[Saved data entries]
·····

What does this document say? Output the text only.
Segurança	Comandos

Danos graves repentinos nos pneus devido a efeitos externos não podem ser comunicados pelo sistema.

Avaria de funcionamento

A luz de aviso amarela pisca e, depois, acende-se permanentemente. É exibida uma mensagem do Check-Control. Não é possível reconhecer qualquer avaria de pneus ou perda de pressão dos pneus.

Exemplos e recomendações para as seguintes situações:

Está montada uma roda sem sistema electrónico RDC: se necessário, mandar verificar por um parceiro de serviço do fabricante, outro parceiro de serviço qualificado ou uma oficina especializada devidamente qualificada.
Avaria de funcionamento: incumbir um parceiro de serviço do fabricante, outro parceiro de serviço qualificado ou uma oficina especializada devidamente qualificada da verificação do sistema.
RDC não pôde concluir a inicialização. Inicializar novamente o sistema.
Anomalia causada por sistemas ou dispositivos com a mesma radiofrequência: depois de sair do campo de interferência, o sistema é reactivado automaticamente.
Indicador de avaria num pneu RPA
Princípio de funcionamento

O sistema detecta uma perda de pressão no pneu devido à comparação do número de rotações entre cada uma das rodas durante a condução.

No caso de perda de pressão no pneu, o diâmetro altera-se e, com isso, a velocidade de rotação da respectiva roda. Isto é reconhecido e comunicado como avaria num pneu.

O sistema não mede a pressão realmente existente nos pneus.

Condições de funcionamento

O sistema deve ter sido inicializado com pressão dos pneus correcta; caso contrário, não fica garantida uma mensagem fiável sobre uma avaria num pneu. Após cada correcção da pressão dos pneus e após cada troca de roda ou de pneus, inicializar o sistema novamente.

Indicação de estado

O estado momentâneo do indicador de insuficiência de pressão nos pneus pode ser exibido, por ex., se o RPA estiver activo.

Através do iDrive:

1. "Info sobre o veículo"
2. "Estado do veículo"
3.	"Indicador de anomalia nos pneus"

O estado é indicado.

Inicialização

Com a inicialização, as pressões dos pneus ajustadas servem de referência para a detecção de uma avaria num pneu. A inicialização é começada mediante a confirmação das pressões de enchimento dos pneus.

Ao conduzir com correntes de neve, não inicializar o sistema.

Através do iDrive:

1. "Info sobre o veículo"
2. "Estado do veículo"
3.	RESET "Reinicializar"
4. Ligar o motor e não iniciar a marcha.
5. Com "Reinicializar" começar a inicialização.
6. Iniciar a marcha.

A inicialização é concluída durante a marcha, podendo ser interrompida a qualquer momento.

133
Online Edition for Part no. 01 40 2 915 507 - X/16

·····

* _Your instructions_:
Write out the full set of records exactly as given.

* _Output below_:
What does this document say? Output the text only.
Segurança	Comandos

Danos graves repentinos nos pneus devido a efeitos externos não podem ser comunicados pelo sistema.

Avaria de funcionamento

A luz de aviso amarela pisca e, depois, acende-se permanentemente. É exibida uma mensagem do Check-Control. Não é possível reconhecer qualquer avaria de pneus ou perda de pressão dos pneus.

Exemplos e recomendações para as seguintes situações:

Está montada uma roda sem sistema electrónico RDC: se necessário, mandar verificar por um parceiro de serviço do fabricante, outro parceiro de serviço qualificado ou uma oficina especializada devidamente qualificada.
Avaria de funcionamento: incumbir um parceiro de serviço do fabricante, outro parceiro de serviço qualificado ou uma oficina especializada devidamente qualificada da verificação do sistema.
RDC não pôde concluir a inicialização. Inicializar novamente o sistema.
Anomalia causada por sistemas ou dispositivos com a mesma radiofrequência: depois de sair do campo de interferência, o sistema é reactivado automaticamente.
Indicador de avaria num pneu RPA
Princípio de funcionamento

O sistema detecta uma perda de pressão no pneu devido à comparação do número de rotações entre cada uma das rodas durante a condução.

No caso de perda de pressão no pneu, o diâmetro altera-se e, com isso, a velocidade de rotação da respectiva roda. Isto é reconhecido e comunicado como avaria num pneu.

O sistema não mede a pressão realmente existente nos pneus.

Condições de funcionamento

O sistema deve ter sido inicializado com pressão dos pneus correcta; caso contrário, não fica garantida uma mensagem fiável sobre uma avaria num pneu. Após cada correcção da pressão dos pneus e após cada troca de roda ou de pneus, inicializar o sistema novamente.

Indicação de estado

O estado momentâneo do indicador de insuficiência de pressão nos pneus pode ser exibido, por ex., se o RPA estiver activo.

Através do iDrive:

1. "Info sobre o veículo"
2. "Estado do veículo"
3.	"Indicador de anomalia nos pneus"

O estado é indicado.

Inicialização

Com a inicialização, as pressões dos pneus ajustadas servem de referência para a detecção de uma avaria num pneu. A inicialização é começada mediante a confirmação das pressões de enchimento dos pneus.

Ao conduzir com correntes de neve, não inicializar o sistema.

Através do iDrive:

1. "Info sobre o veículo"
2. "Estado do veículo"
3.	RESET "Reinicializar"
4. Ligar o motor e não iniciar a marcha.
5. Com "Reinicializar" começar a inicialização.
6. Iniciar a marcha.

A inicialização é concluída durante a marcha, podendo ser interrompida a qualquer momento.

133
Online Edition for Part no. 01 40 2 915 507 - X/16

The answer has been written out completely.